Short exercise >>
Comb the records below for the string "JSON" and copy each line where it turns up.

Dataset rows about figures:
--- Start ---
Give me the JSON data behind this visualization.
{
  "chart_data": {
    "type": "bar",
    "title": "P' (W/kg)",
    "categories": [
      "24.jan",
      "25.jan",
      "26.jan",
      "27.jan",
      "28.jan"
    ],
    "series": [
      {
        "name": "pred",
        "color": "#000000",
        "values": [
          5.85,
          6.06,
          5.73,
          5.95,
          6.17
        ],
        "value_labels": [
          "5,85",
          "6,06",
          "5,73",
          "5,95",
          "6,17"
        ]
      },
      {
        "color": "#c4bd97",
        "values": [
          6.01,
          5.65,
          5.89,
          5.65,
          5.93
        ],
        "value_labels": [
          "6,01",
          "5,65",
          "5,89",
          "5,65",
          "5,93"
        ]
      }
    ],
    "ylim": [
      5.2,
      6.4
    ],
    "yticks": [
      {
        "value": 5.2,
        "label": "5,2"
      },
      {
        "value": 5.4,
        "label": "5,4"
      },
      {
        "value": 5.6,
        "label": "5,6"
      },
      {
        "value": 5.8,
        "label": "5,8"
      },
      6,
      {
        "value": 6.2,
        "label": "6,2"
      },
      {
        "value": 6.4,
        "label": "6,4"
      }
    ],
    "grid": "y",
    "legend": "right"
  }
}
--- End ---
--- Start ---
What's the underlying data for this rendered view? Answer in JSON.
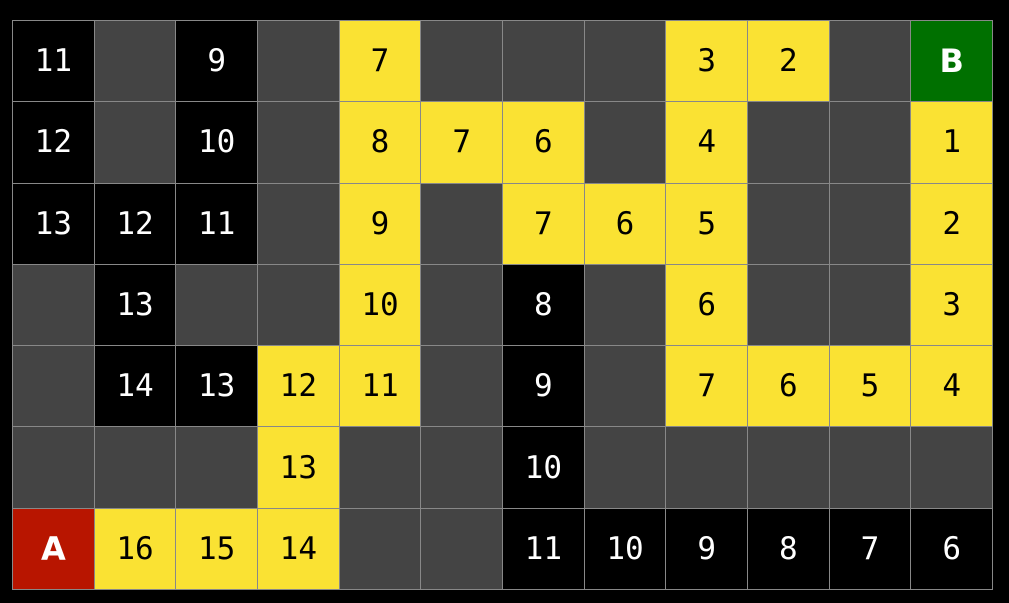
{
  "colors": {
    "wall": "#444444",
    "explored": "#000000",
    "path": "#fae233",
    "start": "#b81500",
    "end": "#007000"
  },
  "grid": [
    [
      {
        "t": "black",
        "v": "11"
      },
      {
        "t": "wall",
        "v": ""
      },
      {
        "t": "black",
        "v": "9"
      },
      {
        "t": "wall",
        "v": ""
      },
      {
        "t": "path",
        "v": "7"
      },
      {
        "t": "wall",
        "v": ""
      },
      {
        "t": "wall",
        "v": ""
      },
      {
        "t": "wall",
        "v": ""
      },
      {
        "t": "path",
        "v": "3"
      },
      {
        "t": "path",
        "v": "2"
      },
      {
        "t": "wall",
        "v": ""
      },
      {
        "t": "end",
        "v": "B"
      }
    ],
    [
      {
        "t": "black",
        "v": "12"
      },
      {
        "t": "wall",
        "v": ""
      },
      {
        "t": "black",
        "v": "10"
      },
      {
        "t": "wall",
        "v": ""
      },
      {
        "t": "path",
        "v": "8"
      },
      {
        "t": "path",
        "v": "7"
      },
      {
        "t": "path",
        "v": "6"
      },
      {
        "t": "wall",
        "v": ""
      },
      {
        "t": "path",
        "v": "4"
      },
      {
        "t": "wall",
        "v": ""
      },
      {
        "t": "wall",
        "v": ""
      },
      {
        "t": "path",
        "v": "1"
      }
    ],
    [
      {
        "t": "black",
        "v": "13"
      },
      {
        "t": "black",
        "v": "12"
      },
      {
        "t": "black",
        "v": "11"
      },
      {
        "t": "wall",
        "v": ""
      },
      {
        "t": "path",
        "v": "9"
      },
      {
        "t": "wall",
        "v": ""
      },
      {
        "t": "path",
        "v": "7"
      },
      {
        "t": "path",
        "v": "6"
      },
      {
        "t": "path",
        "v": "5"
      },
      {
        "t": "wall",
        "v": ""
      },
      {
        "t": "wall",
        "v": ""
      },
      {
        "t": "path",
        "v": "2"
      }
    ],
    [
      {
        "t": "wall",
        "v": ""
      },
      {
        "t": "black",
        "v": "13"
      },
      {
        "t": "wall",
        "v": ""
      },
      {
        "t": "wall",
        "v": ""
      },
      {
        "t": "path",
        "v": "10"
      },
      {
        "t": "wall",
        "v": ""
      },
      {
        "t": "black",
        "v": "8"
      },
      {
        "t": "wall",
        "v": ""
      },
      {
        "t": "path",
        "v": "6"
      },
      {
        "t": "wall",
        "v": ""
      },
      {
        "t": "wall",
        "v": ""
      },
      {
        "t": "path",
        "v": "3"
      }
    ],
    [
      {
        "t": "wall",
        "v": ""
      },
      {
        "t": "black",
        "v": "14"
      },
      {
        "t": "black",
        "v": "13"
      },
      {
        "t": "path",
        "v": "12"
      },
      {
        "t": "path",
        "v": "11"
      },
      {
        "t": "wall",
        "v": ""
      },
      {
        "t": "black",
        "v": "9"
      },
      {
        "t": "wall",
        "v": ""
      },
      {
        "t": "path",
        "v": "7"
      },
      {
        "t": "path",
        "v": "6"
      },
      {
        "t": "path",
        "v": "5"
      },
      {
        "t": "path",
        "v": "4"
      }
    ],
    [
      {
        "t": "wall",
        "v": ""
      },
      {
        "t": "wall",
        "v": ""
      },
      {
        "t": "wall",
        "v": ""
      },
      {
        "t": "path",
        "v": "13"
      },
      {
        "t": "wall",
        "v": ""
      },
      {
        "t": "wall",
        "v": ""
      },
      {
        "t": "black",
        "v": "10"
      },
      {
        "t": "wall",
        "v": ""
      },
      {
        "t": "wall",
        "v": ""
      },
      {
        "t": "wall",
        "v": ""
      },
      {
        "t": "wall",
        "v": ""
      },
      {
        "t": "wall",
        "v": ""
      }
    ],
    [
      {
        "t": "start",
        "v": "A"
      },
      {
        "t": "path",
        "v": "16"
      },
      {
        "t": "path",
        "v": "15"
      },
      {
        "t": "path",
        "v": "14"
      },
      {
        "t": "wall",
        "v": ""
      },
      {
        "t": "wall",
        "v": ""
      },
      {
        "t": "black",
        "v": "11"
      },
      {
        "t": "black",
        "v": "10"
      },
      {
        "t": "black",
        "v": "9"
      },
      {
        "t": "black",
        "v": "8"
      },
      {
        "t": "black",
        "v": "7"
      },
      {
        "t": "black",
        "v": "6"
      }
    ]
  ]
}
--- End ---
--- Start ---
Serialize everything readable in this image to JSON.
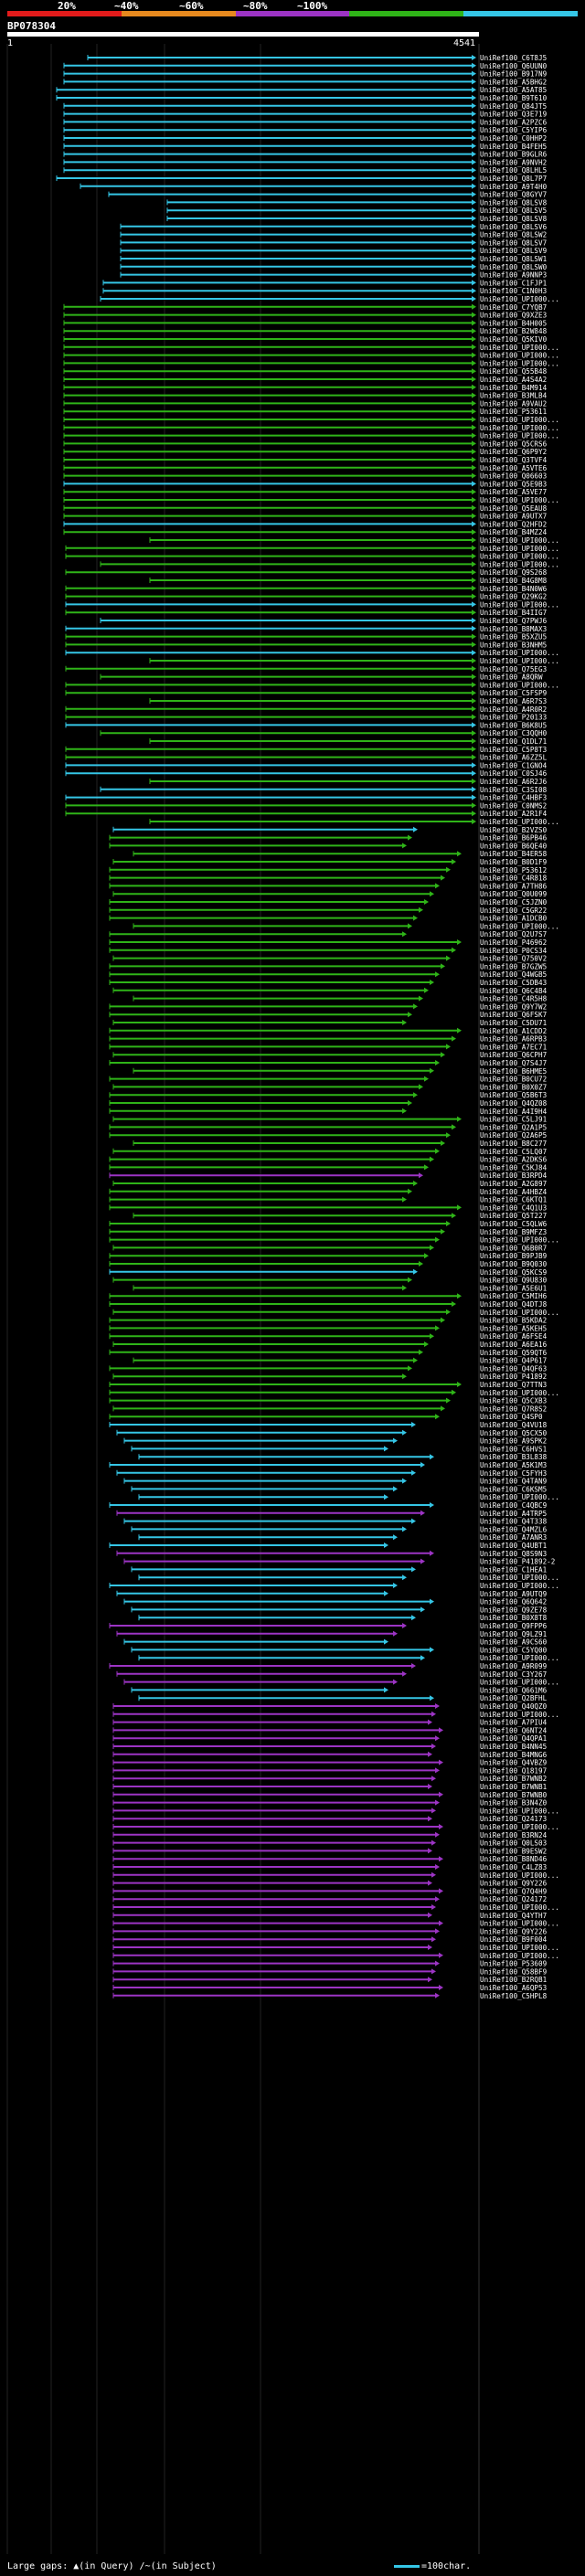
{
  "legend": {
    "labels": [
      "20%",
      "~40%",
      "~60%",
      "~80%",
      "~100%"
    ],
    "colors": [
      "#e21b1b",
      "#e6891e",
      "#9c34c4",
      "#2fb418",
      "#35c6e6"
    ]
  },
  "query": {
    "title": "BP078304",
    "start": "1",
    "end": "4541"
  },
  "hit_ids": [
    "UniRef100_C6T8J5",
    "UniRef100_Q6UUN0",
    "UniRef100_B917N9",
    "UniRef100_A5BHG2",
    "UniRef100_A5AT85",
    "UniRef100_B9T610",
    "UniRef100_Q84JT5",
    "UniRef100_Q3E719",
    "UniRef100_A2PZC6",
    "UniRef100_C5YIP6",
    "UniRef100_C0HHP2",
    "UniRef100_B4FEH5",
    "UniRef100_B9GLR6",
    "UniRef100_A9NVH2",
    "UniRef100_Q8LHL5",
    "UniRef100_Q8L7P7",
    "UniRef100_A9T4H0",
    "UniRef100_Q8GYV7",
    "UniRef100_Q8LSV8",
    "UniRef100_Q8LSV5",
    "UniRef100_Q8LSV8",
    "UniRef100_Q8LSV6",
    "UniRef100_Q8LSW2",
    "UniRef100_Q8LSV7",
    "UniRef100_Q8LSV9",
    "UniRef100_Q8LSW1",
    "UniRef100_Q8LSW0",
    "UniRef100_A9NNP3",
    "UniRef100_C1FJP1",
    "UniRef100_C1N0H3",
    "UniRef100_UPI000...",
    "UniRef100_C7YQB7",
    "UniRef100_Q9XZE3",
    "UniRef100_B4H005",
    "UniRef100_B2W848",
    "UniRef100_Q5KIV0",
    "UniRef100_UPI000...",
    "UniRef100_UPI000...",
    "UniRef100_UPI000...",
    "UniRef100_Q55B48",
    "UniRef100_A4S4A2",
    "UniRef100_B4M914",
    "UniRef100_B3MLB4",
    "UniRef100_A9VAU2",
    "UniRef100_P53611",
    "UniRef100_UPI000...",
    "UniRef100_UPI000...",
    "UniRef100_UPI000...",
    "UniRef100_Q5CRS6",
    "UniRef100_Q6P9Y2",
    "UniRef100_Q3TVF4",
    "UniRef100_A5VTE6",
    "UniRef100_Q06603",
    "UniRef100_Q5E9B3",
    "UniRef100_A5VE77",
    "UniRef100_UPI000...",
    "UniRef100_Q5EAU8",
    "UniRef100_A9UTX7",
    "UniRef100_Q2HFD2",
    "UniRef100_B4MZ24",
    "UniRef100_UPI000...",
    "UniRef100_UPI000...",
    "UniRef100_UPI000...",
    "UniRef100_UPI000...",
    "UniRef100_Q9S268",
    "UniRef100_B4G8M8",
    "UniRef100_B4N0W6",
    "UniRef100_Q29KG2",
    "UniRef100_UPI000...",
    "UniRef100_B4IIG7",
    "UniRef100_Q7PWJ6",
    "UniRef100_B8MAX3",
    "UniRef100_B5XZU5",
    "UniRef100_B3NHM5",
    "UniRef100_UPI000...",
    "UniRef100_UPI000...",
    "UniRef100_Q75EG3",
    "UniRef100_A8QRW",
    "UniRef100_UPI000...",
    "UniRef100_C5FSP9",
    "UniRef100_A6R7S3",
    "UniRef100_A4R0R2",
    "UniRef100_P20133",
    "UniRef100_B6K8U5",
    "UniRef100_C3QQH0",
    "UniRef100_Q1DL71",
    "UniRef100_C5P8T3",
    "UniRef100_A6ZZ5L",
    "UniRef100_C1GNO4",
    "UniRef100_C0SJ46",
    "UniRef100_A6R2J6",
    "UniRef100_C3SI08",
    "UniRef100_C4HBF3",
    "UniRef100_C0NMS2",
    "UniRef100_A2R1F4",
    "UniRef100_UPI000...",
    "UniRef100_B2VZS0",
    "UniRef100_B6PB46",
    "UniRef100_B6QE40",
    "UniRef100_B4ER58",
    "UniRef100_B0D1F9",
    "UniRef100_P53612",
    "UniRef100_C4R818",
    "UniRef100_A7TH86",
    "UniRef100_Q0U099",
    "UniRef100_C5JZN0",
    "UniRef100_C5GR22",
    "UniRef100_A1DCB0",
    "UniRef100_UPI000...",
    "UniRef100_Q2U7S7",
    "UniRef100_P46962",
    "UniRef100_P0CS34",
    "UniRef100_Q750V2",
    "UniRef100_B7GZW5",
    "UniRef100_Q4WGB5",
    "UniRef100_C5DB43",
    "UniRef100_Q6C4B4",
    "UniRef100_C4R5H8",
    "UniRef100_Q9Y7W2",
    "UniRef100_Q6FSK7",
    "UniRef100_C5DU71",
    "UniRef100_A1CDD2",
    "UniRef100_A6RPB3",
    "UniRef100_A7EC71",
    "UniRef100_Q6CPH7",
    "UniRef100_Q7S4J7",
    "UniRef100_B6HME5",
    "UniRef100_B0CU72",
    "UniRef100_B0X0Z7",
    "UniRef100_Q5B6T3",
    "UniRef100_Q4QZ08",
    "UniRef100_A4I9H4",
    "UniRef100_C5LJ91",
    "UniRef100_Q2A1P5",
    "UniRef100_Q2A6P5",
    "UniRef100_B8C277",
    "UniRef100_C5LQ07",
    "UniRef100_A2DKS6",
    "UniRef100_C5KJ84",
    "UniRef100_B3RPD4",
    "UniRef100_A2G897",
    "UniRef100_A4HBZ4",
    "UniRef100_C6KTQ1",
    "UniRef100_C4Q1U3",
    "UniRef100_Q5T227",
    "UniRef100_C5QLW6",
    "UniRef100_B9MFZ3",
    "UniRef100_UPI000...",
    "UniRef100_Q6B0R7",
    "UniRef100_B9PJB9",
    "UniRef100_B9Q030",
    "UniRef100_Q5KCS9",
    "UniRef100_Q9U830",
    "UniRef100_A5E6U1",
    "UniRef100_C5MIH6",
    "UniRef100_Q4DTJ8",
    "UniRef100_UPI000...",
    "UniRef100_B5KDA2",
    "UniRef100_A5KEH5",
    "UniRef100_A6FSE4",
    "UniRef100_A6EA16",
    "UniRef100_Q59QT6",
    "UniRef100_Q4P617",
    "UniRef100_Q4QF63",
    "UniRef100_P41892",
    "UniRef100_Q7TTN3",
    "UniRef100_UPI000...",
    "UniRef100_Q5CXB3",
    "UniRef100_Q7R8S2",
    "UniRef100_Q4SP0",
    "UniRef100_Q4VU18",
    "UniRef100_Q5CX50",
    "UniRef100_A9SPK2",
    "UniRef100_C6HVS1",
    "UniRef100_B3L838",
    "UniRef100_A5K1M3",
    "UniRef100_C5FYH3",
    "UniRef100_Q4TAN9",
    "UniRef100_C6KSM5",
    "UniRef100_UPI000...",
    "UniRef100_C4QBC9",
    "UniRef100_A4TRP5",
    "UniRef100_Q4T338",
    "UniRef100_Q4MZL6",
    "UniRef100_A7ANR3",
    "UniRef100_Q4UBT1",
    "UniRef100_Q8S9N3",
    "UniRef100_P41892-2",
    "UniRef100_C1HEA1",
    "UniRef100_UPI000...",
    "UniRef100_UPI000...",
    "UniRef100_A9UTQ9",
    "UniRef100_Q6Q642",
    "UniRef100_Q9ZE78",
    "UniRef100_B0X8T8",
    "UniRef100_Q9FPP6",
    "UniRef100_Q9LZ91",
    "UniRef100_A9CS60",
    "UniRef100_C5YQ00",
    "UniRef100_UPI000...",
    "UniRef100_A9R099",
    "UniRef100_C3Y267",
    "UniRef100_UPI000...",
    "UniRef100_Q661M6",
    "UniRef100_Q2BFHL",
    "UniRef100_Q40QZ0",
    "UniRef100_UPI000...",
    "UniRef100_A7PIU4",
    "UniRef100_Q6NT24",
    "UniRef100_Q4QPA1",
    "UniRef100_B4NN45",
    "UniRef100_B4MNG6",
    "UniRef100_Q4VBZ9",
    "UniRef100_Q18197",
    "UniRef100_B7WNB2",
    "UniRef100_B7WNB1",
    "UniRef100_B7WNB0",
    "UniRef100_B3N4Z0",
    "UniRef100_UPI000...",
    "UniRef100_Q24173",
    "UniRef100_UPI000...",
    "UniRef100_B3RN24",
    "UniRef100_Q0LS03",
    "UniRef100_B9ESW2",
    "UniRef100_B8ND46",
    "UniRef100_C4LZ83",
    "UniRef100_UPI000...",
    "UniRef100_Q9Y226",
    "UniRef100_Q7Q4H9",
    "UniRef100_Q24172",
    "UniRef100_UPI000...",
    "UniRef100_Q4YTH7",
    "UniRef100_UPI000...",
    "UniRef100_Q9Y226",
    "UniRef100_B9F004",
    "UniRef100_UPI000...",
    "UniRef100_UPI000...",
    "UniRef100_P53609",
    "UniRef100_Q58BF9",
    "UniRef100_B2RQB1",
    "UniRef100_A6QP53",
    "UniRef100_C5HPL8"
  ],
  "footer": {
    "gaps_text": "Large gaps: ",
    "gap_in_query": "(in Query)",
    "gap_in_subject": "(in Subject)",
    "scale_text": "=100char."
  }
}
--- End ---
Output for this task >>
Give me the JSON data behind this visualization.
What's the underlying data for this rendered view? Answer in JSON.
Serialize everything readable in this image to JSON.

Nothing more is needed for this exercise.